| EXTRACTED DATA |
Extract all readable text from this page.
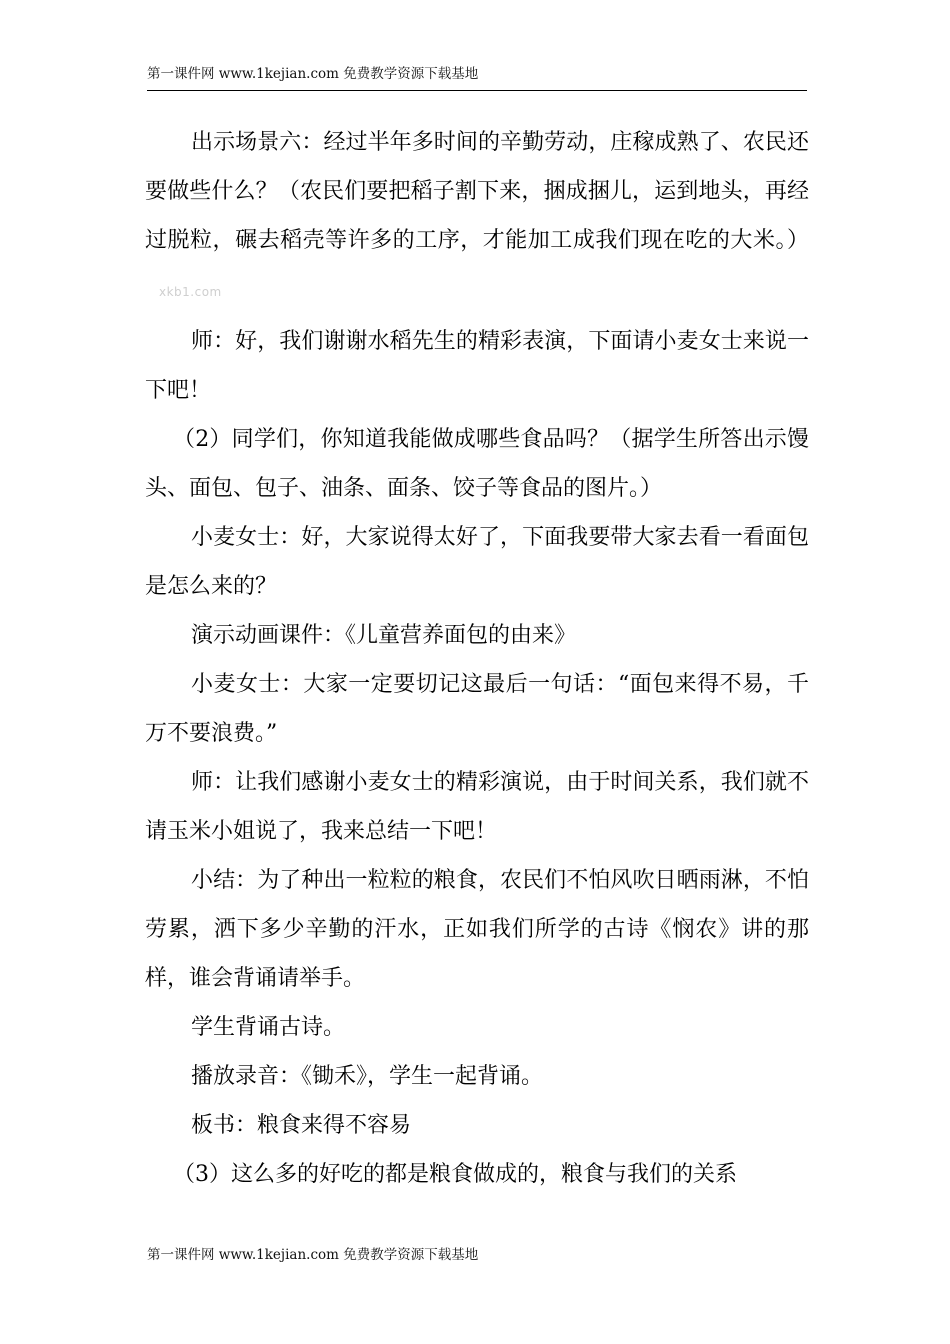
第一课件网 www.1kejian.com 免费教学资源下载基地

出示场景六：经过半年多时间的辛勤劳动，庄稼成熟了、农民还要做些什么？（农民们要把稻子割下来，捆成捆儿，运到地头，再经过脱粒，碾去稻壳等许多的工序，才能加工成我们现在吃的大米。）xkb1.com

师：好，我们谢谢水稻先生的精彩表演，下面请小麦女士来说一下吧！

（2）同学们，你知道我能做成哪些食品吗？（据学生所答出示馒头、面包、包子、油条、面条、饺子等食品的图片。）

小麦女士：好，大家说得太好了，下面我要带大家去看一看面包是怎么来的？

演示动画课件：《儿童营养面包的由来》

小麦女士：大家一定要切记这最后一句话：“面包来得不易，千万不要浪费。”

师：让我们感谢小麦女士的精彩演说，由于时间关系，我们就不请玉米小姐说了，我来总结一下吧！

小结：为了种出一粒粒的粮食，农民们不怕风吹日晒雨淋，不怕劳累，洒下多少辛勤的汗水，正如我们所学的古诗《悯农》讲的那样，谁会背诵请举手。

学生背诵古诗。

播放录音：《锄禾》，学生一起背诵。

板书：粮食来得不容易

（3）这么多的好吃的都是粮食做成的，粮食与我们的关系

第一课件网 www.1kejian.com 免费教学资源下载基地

| GOAL |
Your task is to repeat the material above exactly, without its pictures.

| OUTPUT FOR THIS EXERCISE |
Extract all readable text from this page.
第一课件网 www.1kejian.com 免费教学资源下载基地

出示场景六：经过半年多时间的辛勤劳动，庄稼成熟了、农民还要做些什么？（农民们要把稻子割下来，捆成捆儿，运到地头，再经过脱粒，碾去稻壳等许多的工序，才能加工成我们现在吃的大米。）xkb1.com

师：好，我们谢谢水稻先生的精彩表演，下面请小麦女士来说一下吧！

（2）同学们，你知道我能做成哪些食品吗？（据学生所答出示馒头、面包、包子、油条、面条、饺子等食品的图片。）

小麦女士：好，大家说得太好了，下面我要带大家去看一看面包是怎么来的？

演示动画课件：《儿童营养面包的由来》

小麦女士：大家一定要切记这最后一句话：“面包来得不易，千万不要浪费。”

师：让我们感谢小麦女士的精彩演说，由于时间关系，我们就不请玉米小姐说了，我来总结一下吧！

小结：为了种出一粒粒的粮食，农民们不怕风吹日晒雨淋，不怕劳累，洒下多少辛勤的汗水，正如我们所学的古诗《悯农》讲的那样，谁会背诵请举手。

学生背诵古诗。

播放录音：《锄禾》，学生一起背诵。

板书：粮食来得不容易

（3）这么多的好吃的都是粮食做成的，粮食与我们的关系

第一课件网 www.1kejian.com 免费教学资源下载基地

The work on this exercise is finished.